Task to carry out: Skip the pictures. Copy all the rest of the records down exactly.
──────── The records ────────
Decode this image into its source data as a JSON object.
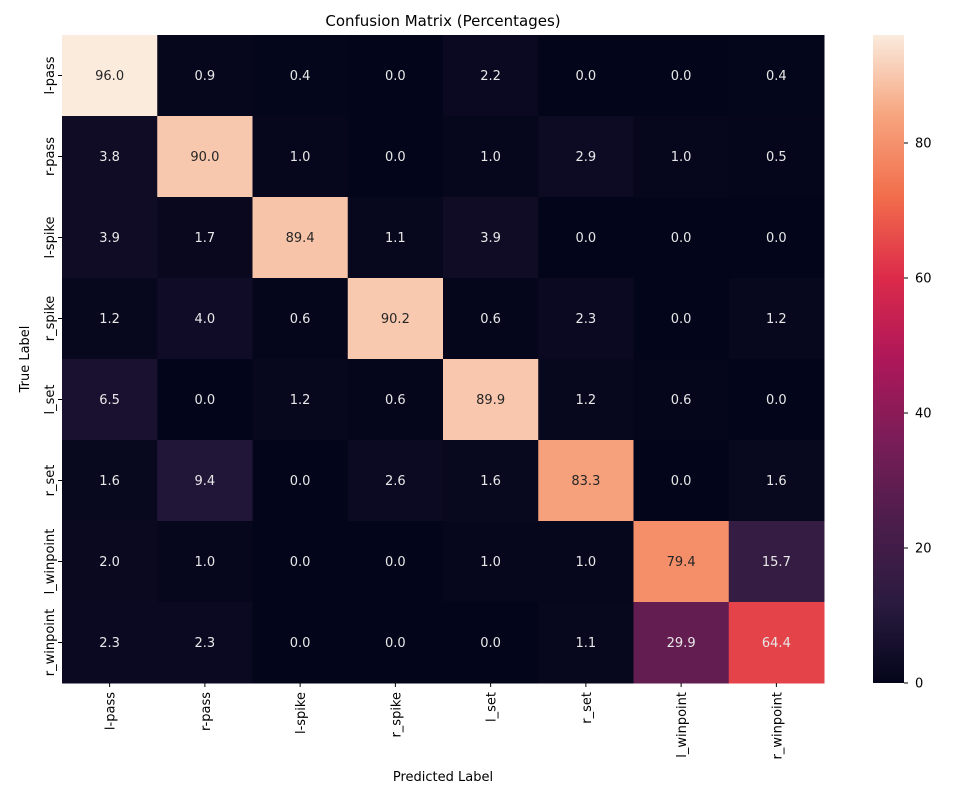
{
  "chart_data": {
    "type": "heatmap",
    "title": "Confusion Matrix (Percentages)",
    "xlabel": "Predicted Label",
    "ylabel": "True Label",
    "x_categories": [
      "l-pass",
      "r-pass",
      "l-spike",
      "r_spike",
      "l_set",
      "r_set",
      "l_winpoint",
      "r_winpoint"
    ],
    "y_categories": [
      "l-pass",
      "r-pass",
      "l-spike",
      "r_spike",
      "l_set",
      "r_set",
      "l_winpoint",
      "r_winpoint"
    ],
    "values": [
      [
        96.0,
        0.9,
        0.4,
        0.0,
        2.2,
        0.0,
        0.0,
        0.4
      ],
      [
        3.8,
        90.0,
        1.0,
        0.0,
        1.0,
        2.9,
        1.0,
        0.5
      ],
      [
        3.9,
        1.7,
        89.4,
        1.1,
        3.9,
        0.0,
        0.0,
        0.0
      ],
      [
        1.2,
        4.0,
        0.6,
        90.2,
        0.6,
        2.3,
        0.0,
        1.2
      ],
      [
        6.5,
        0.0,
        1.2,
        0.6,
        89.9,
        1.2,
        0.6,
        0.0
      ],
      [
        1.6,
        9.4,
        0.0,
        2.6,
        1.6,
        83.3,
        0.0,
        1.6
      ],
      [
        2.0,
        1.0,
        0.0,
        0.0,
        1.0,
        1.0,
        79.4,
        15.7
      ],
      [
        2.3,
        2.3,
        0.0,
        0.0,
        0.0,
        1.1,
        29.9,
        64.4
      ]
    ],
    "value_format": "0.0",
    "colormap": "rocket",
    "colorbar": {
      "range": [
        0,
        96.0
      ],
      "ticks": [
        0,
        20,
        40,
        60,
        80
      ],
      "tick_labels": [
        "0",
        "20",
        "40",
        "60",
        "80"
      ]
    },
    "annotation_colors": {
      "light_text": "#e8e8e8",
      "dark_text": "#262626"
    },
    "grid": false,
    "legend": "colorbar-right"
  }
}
────────
Answer below:
Decode this image into its source data as a JSON object.
{
  "chart_data": {
    "type": "heatmap",
    "title": "Confusion Matrix (Percentages)",
    "xlabel": "Predicted Label",
    "ylabel": "True Label",
    "x_categories": [
      "l-pass",
      "r-pass",
      "l-spike",
      "r_spike",
      "l_set",
      "r_set",
      "l_winpoint",
      "r_winpoint"
    ],
    "y_categories": [
      "l-pass",
      "r-pass",
      "l-spike",
      "r_spike",
      "l_set",
      "r_set",
      "l_winpoint",
      "r_winpoint"
    ],
    "values": [
      [
        96.0,
        0.9,
        0.4,
        0.0,
        2.2,
        0.0,
        0.0,
        0.4
      ],
      [
        3.8,
        90.0,
        1.0,
        0.0,
        1.0,
        2.9,
        1.0,
        0.5
      ],
      [
        3.9,
        1.7,
        89.4,
        1.1,
        3.9,
        0.0,
        0.0,
        0.0
      ],
      [
        1.2,
        4.0,
        0.6,
        90.2,
        0.6,
        2.3,
        0.0,
        1.2
      ],
      [
        6.5,
        0.0,
        1.2,
        0.6,
        89.9,
        1.2,
        0.6,
        0.0
      ],
      [
        1.6,
        9.4,
        0.0,
        2.6,
        1.6,
        83.3,
        0.0,
        1.6
      ],
      [
        2.0,
        1.0,
        0.0,
        0.0,
        1.0,
        1.0,
        79.4,
        15.7
      ],
      [
        2.3,
        2.3,
        0.0,
        0.0,
        0.0,
        1.1,
        29.9,
        64.4
      ]
    ],
    "value_format": "0.0",
    "colormap": "rocket",
    "colorbar": {
      "range": [
        0,
        96.0
      ],
      "ticks": [
        0,
        20,
        40,
        60,
        80
      ],
      "tick_labels": [
        "0",
        "20",
        "40",
        "60",
        "80"
      ]
    },
    "annotation_colors": {
      "light_text": "#e8e8e8",
      "dark_text": "#262626"
    },
    "grid": false,
    "legend": "colorbar-right"
  }
}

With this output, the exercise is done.